(Raw records)
○ ○ ○ ○

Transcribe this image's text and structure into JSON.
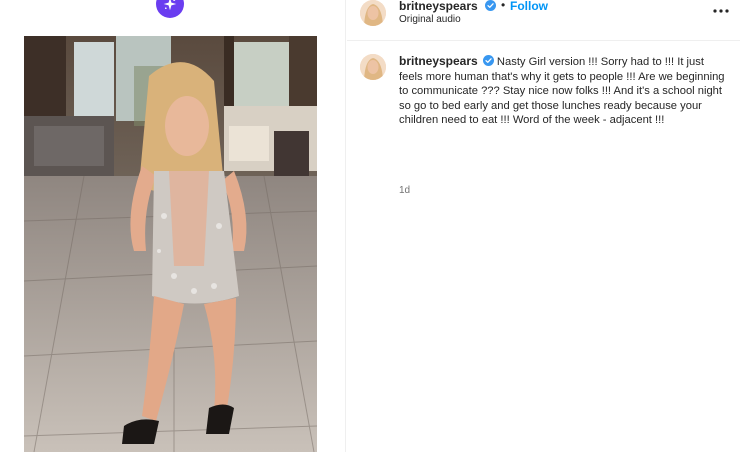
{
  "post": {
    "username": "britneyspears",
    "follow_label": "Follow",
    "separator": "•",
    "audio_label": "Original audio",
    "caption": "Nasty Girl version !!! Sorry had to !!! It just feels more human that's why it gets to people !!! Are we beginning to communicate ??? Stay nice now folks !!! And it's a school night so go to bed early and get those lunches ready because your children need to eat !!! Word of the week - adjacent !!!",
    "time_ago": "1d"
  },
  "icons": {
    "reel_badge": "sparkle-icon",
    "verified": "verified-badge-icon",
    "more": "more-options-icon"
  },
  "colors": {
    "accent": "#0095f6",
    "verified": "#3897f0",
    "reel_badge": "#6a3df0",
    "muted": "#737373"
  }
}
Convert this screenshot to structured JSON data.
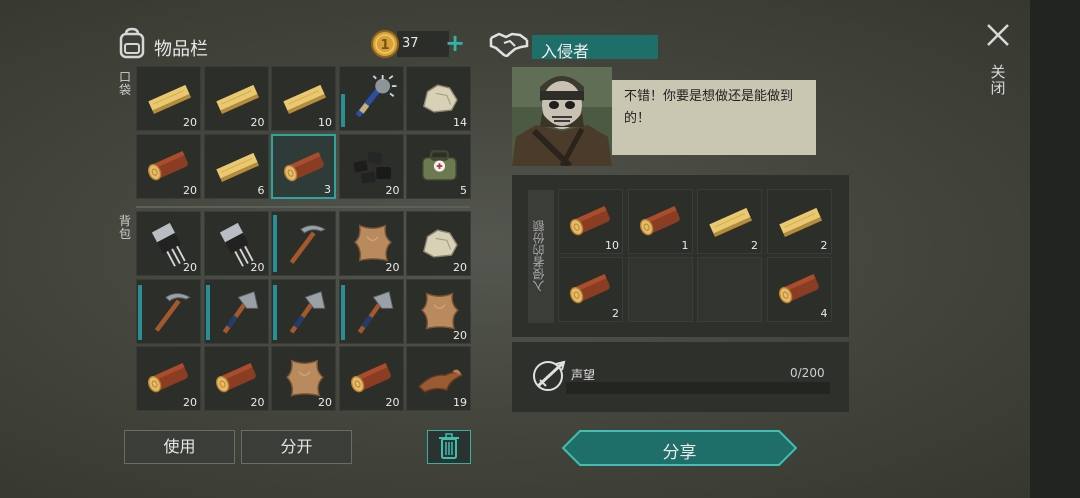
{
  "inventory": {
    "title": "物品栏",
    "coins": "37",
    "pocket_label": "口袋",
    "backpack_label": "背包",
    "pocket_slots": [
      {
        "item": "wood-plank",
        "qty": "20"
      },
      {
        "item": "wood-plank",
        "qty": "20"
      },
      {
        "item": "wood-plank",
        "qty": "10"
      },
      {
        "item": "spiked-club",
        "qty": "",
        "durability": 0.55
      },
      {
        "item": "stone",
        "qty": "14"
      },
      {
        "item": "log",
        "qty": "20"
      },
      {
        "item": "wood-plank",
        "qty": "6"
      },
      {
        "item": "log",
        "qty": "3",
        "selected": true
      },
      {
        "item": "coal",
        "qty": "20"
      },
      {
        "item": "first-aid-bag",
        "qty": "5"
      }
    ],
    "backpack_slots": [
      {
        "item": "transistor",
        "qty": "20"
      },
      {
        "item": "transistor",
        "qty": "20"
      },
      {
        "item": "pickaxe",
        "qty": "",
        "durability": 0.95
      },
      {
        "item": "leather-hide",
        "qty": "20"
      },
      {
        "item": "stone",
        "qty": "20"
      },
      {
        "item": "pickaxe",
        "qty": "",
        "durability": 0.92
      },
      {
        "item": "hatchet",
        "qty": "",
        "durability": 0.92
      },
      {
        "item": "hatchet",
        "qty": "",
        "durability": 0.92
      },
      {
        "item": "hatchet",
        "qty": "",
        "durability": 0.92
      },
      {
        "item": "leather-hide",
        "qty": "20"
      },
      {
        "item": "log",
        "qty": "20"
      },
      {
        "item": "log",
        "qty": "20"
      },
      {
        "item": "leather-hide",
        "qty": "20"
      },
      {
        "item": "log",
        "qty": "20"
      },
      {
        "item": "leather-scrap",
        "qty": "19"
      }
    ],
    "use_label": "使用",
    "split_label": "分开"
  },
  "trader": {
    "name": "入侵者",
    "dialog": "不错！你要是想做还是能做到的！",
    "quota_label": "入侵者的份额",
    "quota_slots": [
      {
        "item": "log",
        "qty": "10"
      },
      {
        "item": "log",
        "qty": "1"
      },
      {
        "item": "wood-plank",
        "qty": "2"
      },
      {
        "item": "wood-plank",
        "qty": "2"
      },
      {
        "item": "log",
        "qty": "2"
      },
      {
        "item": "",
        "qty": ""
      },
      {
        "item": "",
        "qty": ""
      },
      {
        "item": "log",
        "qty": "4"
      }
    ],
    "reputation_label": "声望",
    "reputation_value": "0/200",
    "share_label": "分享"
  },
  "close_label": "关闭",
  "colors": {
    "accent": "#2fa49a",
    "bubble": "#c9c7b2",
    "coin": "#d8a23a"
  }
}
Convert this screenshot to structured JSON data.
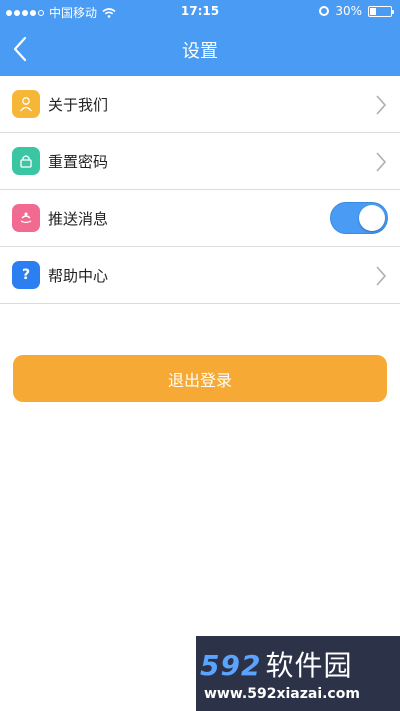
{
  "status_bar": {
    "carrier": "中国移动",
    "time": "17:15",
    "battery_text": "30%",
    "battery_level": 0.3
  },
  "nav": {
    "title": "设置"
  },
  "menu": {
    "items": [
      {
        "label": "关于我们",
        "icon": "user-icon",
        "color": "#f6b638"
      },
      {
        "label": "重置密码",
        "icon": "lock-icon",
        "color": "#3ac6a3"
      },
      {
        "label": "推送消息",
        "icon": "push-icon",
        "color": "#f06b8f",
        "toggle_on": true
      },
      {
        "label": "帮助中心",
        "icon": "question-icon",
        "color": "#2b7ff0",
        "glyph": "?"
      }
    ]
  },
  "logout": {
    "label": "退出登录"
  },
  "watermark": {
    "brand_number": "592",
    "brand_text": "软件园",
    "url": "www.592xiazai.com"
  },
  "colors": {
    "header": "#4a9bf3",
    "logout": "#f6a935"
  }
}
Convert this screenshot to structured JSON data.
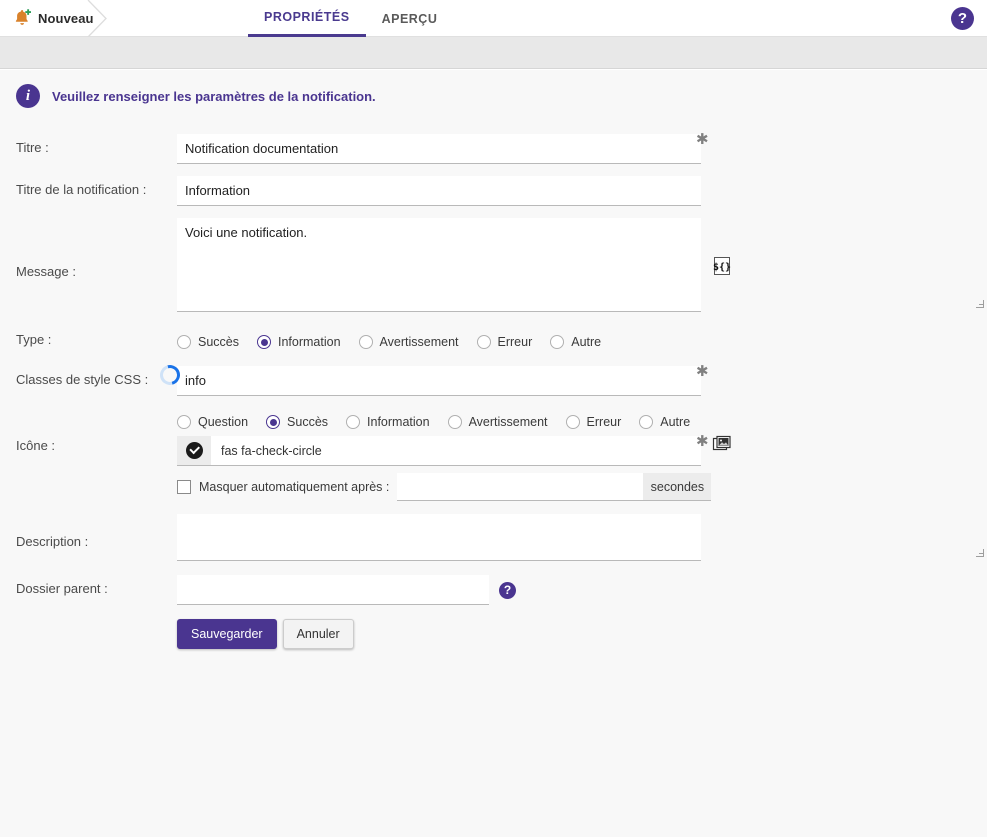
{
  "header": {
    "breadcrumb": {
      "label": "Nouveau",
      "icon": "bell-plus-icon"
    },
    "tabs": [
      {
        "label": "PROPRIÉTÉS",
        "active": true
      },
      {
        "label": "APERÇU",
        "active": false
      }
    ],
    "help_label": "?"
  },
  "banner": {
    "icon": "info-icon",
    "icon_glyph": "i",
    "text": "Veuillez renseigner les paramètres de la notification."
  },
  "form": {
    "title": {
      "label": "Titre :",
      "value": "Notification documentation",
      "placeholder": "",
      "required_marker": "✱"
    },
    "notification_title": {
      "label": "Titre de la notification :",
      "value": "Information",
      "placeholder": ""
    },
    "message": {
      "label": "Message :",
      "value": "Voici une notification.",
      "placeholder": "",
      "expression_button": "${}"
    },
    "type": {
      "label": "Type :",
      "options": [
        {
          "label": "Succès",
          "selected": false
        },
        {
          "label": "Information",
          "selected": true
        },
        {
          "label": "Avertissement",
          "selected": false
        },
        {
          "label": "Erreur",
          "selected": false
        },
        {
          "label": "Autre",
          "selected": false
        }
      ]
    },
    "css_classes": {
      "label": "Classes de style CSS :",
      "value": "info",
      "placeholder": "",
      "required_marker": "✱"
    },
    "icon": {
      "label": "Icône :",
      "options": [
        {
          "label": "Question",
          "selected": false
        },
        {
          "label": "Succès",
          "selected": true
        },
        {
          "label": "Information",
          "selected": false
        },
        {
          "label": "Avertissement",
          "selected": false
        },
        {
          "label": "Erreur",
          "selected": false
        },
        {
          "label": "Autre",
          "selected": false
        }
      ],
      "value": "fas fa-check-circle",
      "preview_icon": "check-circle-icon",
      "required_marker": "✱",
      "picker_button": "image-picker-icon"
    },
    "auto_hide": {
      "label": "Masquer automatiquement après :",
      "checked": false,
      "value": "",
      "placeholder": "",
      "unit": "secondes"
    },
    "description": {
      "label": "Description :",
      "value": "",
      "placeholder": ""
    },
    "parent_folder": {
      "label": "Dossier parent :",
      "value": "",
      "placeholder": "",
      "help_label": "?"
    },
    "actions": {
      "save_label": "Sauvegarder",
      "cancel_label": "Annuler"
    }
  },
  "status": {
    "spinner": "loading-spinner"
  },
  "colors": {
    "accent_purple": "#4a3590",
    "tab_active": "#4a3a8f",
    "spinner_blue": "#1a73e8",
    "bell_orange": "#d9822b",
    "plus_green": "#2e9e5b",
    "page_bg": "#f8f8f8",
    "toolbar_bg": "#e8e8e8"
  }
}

○ ○ ○ ○

● **The task**
Return all of the entries word for word, but omit the pictures.

● **Final result**
Transcribe this image's text and structure into JSON.
{
  "post": {
    "username": "britneyspears",
    "follow_label": "Follow",
    "separator": "•",
    "audio_label": "Original audio",
    "caption": "Nasty Girl version !!! Sorry had to !!! It just feels more human that's why it gets to people !!! Are we beginning to communicate ??? Stay nice now folks !!! And it's a school night so go to bed early and get those lunches ready because your children need to eat !!! Word of the week - adjacent !!!",
    "time_ago": "1d"
  },
  "icons": {
    "reel_badge": "sparkle-icon",
    "verified": "verified-badge-icon",
    "more": "more-options-icon"
  },
  "colors": {
    "accent": "#0095f6",
    "verified": "#3897f0",
    "reel_badge": "#6a3df0",
    "muted": "#737373"
  }
}
Convert this screenshot to structured JSON data.
{
  "inventory": {
    "title": "物品栏",
    "coins": "37",
    "pocket_label": "口袋",
    "backpack_label": "背包",
    "pocket_slots": [
      {
        "item": "wood-plank",
        "qty": "20"
      },
      {
        "item": "wood-plank",
        "qty": "20"
      },
      {
        "item": "wood-plank",
        "qty": "10"
      },
      {
        "item": "spiked-club",
        "qty": "",
        "durability": 0.55
      },
      {
        "item": "stone",
        "qty": "14"
      },
      {
        "item": "log",
        "qty": "20"
      },
      {
        "item": "wood-plank",
        "qty": "6"
      },
      {
        "item": "log",
        "qty": "3",
        "selected": true
      },
      {
        "item": "coal",
        "qty": "20"
      },
      {
        "item": "first-aid-bag",
        "qty": "5"
      }
    ],
    "backpack_slots": [
      {
        "item": "transistor",
        "qty": "20"
      },
      {
        "item": "transistor",
        "qty": "20"
      },
      {
        "item": "pickaxe",
        "qty": "",
        "durability": 0.95
      },
      {
        "item": "leather-hide",
        "qty": "20"
      },
      {
        "item": "stone",
        "qty": "20"
      },
      {
        "item": "pickaxe",
        "qty": "",
        "durability": 0.92
      },
      {
        "item": "hatchet",
        "qty": "",
        "durability": 0.92
      },
      {
        "item": "hatchet",
        "qty": "",
        "durability": 0.92
      },
      {
        "item": "hatchet",
        "qty": "",
        "durability": 0.92
      },
      {
        "item": "leather-hide",
        "qty": "20"
      },
      {
        "item": "log",
        "qty": "20"
      },
      {
        "item": "log",
        "qty": "20"
      },
      {
        "item": "leather-hide",
        "qty": "20"
      },
      {
        "item": "log",
        "qty": "20"
      },
      {
        "item": "leather-scrap",
        "qty": "19"
      }
    ],
    "use_label": "使用",
    "split_label": "分开"
  },
  "trader": {
    "name": "入侵者",
    "dialog": "不错！你要是想做还是能做到的！",
    "quota_label": "入侵者的份额",
    "quota_slots": [
      {
        "item": "log",
        "qty": "10"
      },
      {
        "item": "log",
        "qty": "1"
      },
      {
        "item": "wood-plank",
        "qty": "2"
      },
      {
        "item": "wood-plank",
        "qty": "2"
      },
      {
        "item": "log",
        "qty": "2"
      },
      {
        "item": "",
        "qty": ""
      },
      {
        "item": "",
        "qty": ""
      },
      {
        "item": "log",
        "qty": "4"
      }
    ],
    "reputation_label": "声望",
    "reputation_value": "0/200",
    "share_label": "分享"
  },
  "close_label": "关闭",
  "colors": {
    "accent": "#2fa49a",
    "bubble": "#c9c7b2",
    "coin": "#d8a23a"
  }
}
Convert this screenshot to structured JSON data.
{
  "status_bar": {
    "carrier": "中国移动",
    "time": "17:15",
    "battery_text": "30%",
    "battery_level": 0.3
  },
  "nav": {
    "title": "设置"
  },
  "menu": {
    "items": [
      {
        "label": "关于我们",
        "icon": "user-icon",
        "color": "#f6b638"
      },
      {
        "label": "重置密码",
        "icon": "lock-icon",
        "color": "#3ac6a3"
      },
      {
        "label": "推送消息",
        "icon": "push-icon",
        "color": "#f06b8f",
        "toggle_on": true
      },
      {
        "label": "帮助中心",
        "icon": "question-icon",
        "color": "#2b7ff0",
        "glyph": "?"
      }
    ]
  },
  "logout": {
    "label": "退出登录"
  },
  "watermark": {
    "brand_number": "592",
    "brand_text": "软件园",
    "url": "www.592xiazai.com"
  },
  "colors": {
    "header": "#4a9bf3",
    "logout": "#f6a935"
  }
}
Convert this screenshot to structured JSON data.
{
  "header": {
    "breadcrumb": {
      "label": "Nouveau",
      "icon": "bell-plus-icon"
    },
    "tabs": [
      {
        "label": "PROPRIÉTÉS",
        "active": true
      },
      {
        "label": "APERÇU",
        "active": false
      }
    ],
    "help_label": "?"
  },
  "banner": {
    "icon": "info-icon",
    "icon_glyph": "i",
    "text": "Veuillez renseigner les paramètres de la notification."
  },
  "form": {
    "title": {
      "label": "Titre :",
      "value": "Notification documentation",
      "placeholder": "",
      "required_marker": "✱"
    },
    "notification_title": {
      "label": "Titre de la notification :",
      "value": "Information",
      "placeholder": ""
    },
    "message": {
      "label": "Message :",
      "value": "Voici une notification.",
      "placeholder": "",
      "expression_button": "${}"
    },
    "type": {
      "label": "Type :",
      "options": [
        {
          "label": "Succès",
          "selected": false
        },
        {
          "label": "Information",
          "selected": true
        },
        {
          "label": "Avertissement",
          "selected": false
        },
        {
          "label": "Erreur",
          "selected": false
        },
        {
          "label": "Autre",
          "selected": false
        }
      ]
    },
    "css_classes": {
      "label": "Classes de style CSS :",
      "value": "info",
      "placeholder": "",
      "required_marker": "✱"
    },
    "icon": {
      "label": "Icône :",
      "options": [
        {
          "label": "Question",
          "selected": false
        },
        {
          "label": "Succès",
          "selected": true
        },
        {
          "label": "Information",
          "selected": false
        },
        {
          "label": "Avertissement",
          "selected": false
        },
        {
          "label": "Erreur",
          "selected": false
        },
        {
          "label": "Autre",
          "selected": false
        }
      ],
      "value": "fas fa-check-circle",
      "preview_icon": "check-circle-icon",
      "required_marker": "✱",
      "picker_button": "image-picker-icon"
    },
    "auto_hide": {
      "label": "Masquer automatiquement après :",
      "checked": false,
      "value": "",
      "placeholder": "",
      "unit": "secondes"
    },
    "description": {
      "label": "Description :",
      "value": "",
      "placeholder": ""
    },
    "parent_folder": {
      "label": "Dossier parent :",
      "value": "",
      "placeholder": "",
      "help_label": "?"
    },
    "actions": {
      "save_label": "Sauvegarder",
      "cancel_label": "Annuler"
    }
  },
  "status": {
    "spinner": "loading-spinner"
  },
  "colors": {
    "accent_purple": "#4a3590",
    "tab_active": "#4a3a8f",
    "spinner_blue": "#1a73e8",
    "bell_orange": "#d9822b",
    "plus_green": "#2e9e5b",
    "page_bg": "#f8f8f8",
    "toolbar_bg": "#e8e8e8"
  }
}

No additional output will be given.